- [EXERCISE GOAL]: Repeat every entry word for word, skipping the pictures.

[Structured figure records]
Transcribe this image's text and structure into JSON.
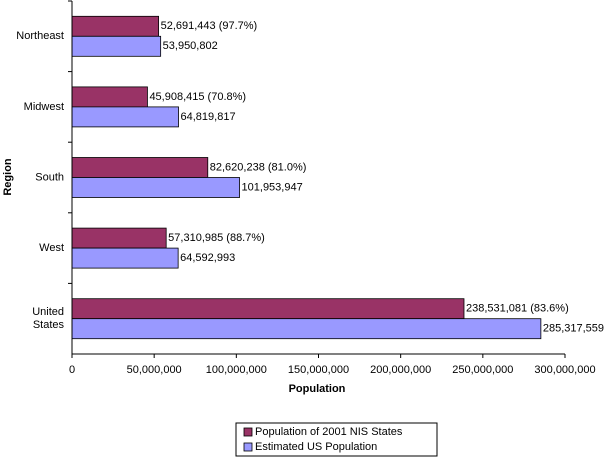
{
  "chart_data": {
    "type": "hbar",
    "x_label": "Population",
    "y_label": "Region",
    "categories": [
      "Northeast",
      "Midwest",
      "South",
      "West",
      "United States"
    ],
    "series": [
      {
        "name": "Population of 2001 NIS States",
        "color": "#993366",
        "values": [
          52691443,
          45908415,
          82620238,
          57310985,
          238531081
        ],
        "value_labels": [
          "52,691,443 (97.7%)",
          "45,908,415 (70.8%)",
          "82,620,238 (81.0%)",
          "57,310,985 (88.7%)",
          "238,531,081 (83.6%)"
        ]
      },
      {
        "name": "Estimated US Population",
        "color": "#9999ff",
        "values": [
          53950802,
          64819817,
          101953947,
          64592993,
          285317559
        ],
        "value_labels": [
          "53,950,802",
          "64,819,817",
          "101,953,947",
          "64,592,993",
          "285,317,559"
        ]
      }
    ],
    "xlim": [
      0,
      300000000
    ],
    "xticks": [
      0,
      {
        "value": 50000000,
        "label": "50,000,000"
      },
      {
        "value": 100000000,
        "label": "100,000,000"
      },
      {
        "value": 150000000,
        "label": "150,000,000"
      },
      {
        "value": 200000000,
        "label": "200,000,000"
      },
      {
        "value": 250000000,
        "label": "250,000,000"
      },
      {
        "value": 300000000,
        "label": "300,000,000"
      }
    ],
    "grid": false,
    "legend": "bottom"
  }
}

- [RESULT BELOW]:
Transcribe this image's text and structure into JSON.
{
  "chart_data": {
    "type": "hbar",
    "x_label": "Population",
    "y_label": "Region",
    "categories": [
      "Northeast",
      "Midwest",
      "South",
      "West",
      "United States"
    ],
    "series": [
      {
        "name": "Population of 2001 NIS States",
        "color": "#993366",
        "values": [
          52691443,
          45908415,
          82620238,
          57310985,
          238531081
        ],
        "value_labels": [
          "52,691,443 (97.7%)",
          "45,908,415 (70.8%)",
          "82,620,238 (81.0%)",
          "57,310,985 (88.7%)",
          "238,531,081 (83.6%)"
        ]
      },
      {
        "name": "Estimated US Population",
        "color": "#9999ff",
        "values": [
          53950802,
          64819817,
          101953947,
          64592993,
          285317559
        ],
        "value_labels": [
          "53,950,802",
          "64,819,817",
          "101,953,947",
          "64,592,993",
          "285,317,559"
        ]
      }
    ],
    "xlim": [
      0,
      300000000
    ],
    "xticks": [
      0,
      {
        "value": 50000000,
        "label": "50,000,000"
      },
      {
        "value": 100000000,
        "label": "100,000,000"
      },
      {
        "value": 150000000,
        "label": "150,000,000"
      },
      {
        "value": 200000000,
        "label": "200,000,000"
      },
      {
        "value": 250000000,
        "label": "250,000,000"
      },
      {
        "value": 300000000,
        "label": "300,000,000"
      }
    ],
    "grid": false,
    "legend": "bottom"
  }
}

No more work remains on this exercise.